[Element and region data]
-=-=-=-=-

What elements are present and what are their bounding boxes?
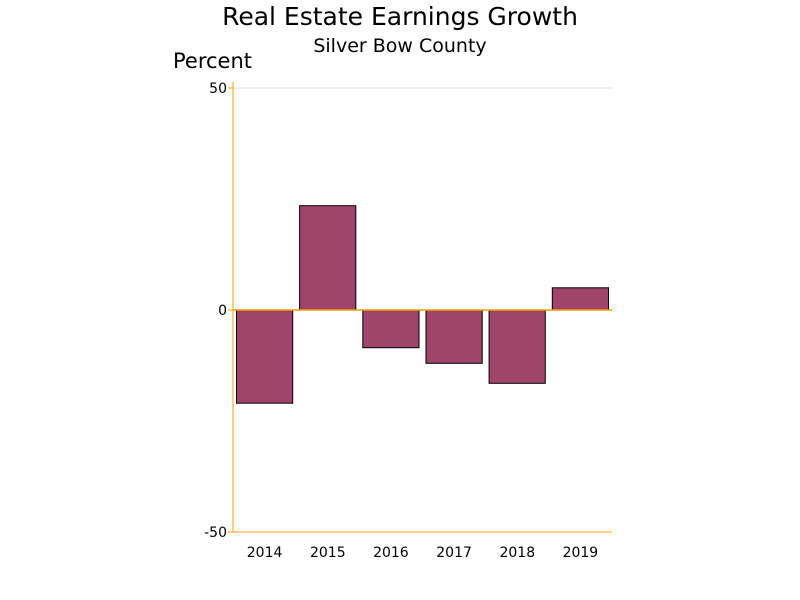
y-tick-layer: 50 0 -50 — [204, 81, 233, 541]
bar-2017 — [425, 309, 483, 364]
axis-layer — [232, 82, 612, 533]
y-axis-label: Percent — [173, 49, 252, 73]
x-tick-layer: 2014 2015 2016 2017 2018 2019 — [247, 545, 598, 561]
y-tick-label: -50 — [204, 525, 227, 541]
x-tick-label: 2015 — [310, 545, 346, 561]
x-tick-label: 2017 — [436, 545, 472, 561]
bar-2016 — [362, 309, 420, 349]
chart-title: Real Estate Earnings Growth — [222, 2, 578, 31]
x-tick-label: 2019 — [563, 545, 599, 561]
bar-2018 — [488, 309, 546, 384]
bar-2019 — [551, 287, 609, 311]
y-tick-label: 50 — [209, 81, 227, 97]
y-tick-label: 0 — [218, 303, 227, 319]
bar-layer — [236, 205, 609, 404]
bar-2014 — [236, 309, 294, 404]
x-tick-label: 2016 — [373, 545, 409, 561]
x-tick-label: 2014 — [247, 545, 283, 561]
bar-2015 — [299, 205, 357, 311]
x-tick-label: 2018 — [499, 545, 535, 561]
chart-subtitle: Silver Bow County — [313, 35, 486, 57]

-=-=-=-=-

# Written request
Report how many of the rows above contain the string "axis", treating case as significant, and give only the number.

# Output of the task
2